Task requirements
Below is a block of records; repeat each one exactly.

**** Material provided

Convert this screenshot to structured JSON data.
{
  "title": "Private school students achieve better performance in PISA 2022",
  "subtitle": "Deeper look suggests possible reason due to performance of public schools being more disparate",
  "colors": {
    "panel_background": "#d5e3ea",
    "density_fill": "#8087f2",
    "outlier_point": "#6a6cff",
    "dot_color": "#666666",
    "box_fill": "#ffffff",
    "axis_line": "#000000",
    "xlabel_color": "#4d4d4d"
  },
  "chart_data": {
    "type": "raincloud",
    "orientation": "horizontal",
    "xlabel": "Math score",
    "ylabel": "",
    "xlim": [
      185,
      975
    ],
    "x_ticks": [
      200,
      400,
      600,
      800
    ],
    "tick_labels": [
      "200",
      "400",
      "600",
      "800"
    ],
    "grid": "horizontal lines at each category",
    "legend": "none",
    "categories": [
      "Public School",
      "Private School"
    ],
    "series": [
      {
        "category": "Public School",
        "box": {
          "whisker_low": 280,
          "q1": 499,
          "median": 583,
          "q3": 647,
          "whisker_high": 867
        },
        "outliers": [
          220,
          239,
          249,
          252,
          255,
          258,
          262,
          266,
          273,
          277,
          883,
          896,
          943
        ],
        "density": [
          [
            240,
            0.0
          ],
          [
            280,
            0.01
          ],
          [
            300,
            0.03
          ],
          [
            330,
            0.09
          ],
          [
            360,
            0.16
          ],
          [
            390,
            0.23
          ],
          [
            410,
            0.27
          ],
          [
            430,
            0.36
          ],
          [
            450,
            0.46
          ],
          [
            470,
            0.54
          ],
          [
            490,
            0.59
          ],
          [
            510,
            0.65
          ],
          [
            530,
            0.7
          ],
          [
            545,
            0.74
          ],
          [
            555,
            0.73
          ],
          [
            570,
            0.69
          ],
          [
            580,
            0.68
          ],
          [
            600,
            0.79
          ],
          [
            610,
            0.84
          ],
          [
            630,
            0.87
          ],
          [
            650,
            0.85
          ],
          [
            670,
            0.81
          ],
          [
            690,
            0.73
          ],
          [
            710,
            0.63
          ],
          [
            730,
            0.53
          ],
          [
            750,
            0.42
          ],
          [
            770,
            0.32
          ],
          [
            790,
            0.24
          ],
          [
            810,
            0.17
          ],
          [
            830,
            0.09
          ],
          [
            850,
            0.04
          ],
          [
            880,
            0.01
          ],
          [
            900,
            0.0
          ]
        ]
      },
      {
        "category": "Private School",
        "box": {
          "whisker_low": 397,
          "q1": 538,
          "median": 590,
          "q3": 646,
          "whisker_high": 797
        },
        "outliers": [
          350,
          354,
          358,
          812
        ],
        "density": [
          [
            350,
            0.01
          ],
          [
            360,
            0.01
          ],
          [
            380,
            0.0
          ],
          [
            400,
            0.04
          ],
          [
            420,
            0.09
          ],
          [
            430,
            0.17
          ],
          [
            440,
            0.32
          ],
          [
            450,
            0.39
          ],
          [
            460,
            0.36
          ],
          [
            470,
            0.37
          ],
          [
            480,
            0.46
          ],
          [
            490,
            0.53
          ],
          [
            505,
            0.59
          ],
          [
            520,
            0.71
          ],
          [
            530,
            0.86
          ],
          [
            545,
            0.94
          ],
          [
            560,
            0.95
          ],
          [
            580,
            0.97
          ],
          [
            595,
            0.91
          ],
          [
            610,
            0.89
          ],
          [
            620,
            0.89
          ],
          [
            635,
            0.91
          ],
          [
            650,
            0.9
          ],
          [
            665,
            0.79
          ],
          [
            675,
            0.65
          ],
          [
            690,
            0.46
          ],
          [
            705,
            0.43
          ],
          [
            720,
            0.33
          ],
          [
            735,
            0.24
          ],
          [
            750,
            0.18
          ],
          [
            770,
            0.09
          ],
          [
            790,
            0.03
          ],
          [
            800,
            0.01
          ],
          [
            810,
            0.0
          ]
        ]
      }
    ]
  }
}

********

Worked answer
Convert this screenshot to structured JSON data.
{
  "title": "Private school students achieve better performance in PISA 2022",
  "subtitle": "Deeper look suggests possible reason due to performance of public schools being more disparate",
  "colors": {
    "panel_background": "#d5e3ea",
    "density_fill": "#8087f2",
    "outlier_point": "#6a6cff",
    "dot_color": "#666666",
    "box_fill": "#ffffff",
    "axis_line": "#000000",
    "xlabel_color": "#4d4d4d"
  },
  "chart_data": {
    "type": "raincloud",
    "orientation": "horizontal",
    "xlabel": "Math score",
    "ylabel": "",
    "xlim": [
      185,
      975
    ],
    "x_ticks": [
      200,
      400,
      600,
      800
    ],
    "tick_labels": [
      "200",
      "400",
      "600",
      "800"
    ],
    "grid": "horizontal lines at each category",
    "legend": "none",
    "categories": [
      "Public School",
      "Private School"
    ],
    "series": [
      {
        "category": "Public School",
        "box": {
          "whisker_low": 280,
          "q1": 499,
          "median": 583,
          "q3": 647,
          "whisker_high": 867
        },
        "outliers": [
          220,
          239,
          249,
          252,
          255,
          258,
          262,
          266,
          273,
          277,
          883,
          896,
          943
        ],
        "density": [
          [
            240,
            0.0
          ],
          [
            280,
            0.01
          ],
          [
            300,
            0.03
          ],
          [
            330,
            0.09
          ],
          [
            360,
            0.16
          ],
          [
            390,
            0.23
          ],
          [
            410,
            0.27
          ],
          [
            430,
            0.36
          ],
          [
            450,
            0.46
          ],
          [
            470,
            0.54
          ],
          [
            490,
            0.59
          ],
          [
            510,
            0.65
          ],
          [
            530,
            0.7
          ],
          [
            545,
            0.74
          ],
          [
            555,
            0.73
          ],
          [
            570,
            0.69
          ],
          [
            580,
            0.68
          ],
          [
            600,
            0.79
          ],
          [
            610,
            0.84
          ],
          [
            630,
            0.87
          ],
          [
            650,
            0.85
          ],
          [
            670,
            0.81
          ],
          [
            690,
            0.73
          ],
          [
            710,
            0.63
          ],
          [
            730,
            0.53
          ],
          [
            750,
            0.42
          ],
          [
            770,
            0.32
          ],
          [
            790,
            0.24
          ],
          [
            810,
            0.17
          ],
          [
            830,
            0.09
          ],
          [
            850,
            0.04
          ],
          [
            880,
            0.01
          ],
          [
            900,
            0.0
          ]
        ]
      },
      {
        "category": "Private School",
        "box": {
          "whisker_low": 397,
          "q1": 538,
          "median": 590,
          "q3": 646,
          "whisker_high": 797
        },
        "outliers": [
          350,
          354,
          358,
          812
        ],
        "density": [
          [
            350,
            0.01
          ],
          [
            360,
            0.01
          ],
          [
            380,
            0.0
          ],
          [
            400,
            0.04
          ],
          [
            420,
            0.09
          ],
          [
            430,
            0.17
          ],
          [
            440,
            0.32
          ],
          [
            450,
            0.39
          ],
          [
            460,
            0.36
          ],
          [
            470,
            0.37
          ],
          [
            480,
            0.46
          ],
          [
            490,
            0.53
          ],
          [
            505,
            0.59
          ],
          [
            520,
            0.71
          ],
          [
            530,
            0.86
          ],
          [
            545,
            0.94
          ],
          [
            560,
            0.95
          ],
          [
            580,
            0.97
          ],
          [
            595,
            0.91
          ],
          [
            610,
            0.89
          ],
          [
            620,
            0.89
          ],
          [
            635,
            0.91
          ],
          [
            650,
            0.9
          ],
          [
            665,
            0.79
          ],
          [
            675,
            0.65
          ],
          [
            690,
            0.46
          ],
          [
            705,
            0.43
          ],
          [
            720,
            0.33
          ],
          [
            735,
            0.24
          ],
          [
            750,
            0.18
          ],
          [
            770,
            0.09
          ],
          [
            790,
            0.03
          ],
          [
            800,
            0.01
          ],
          [
            810,
            0.0
          ]
        ]
      }
    ]
  }
}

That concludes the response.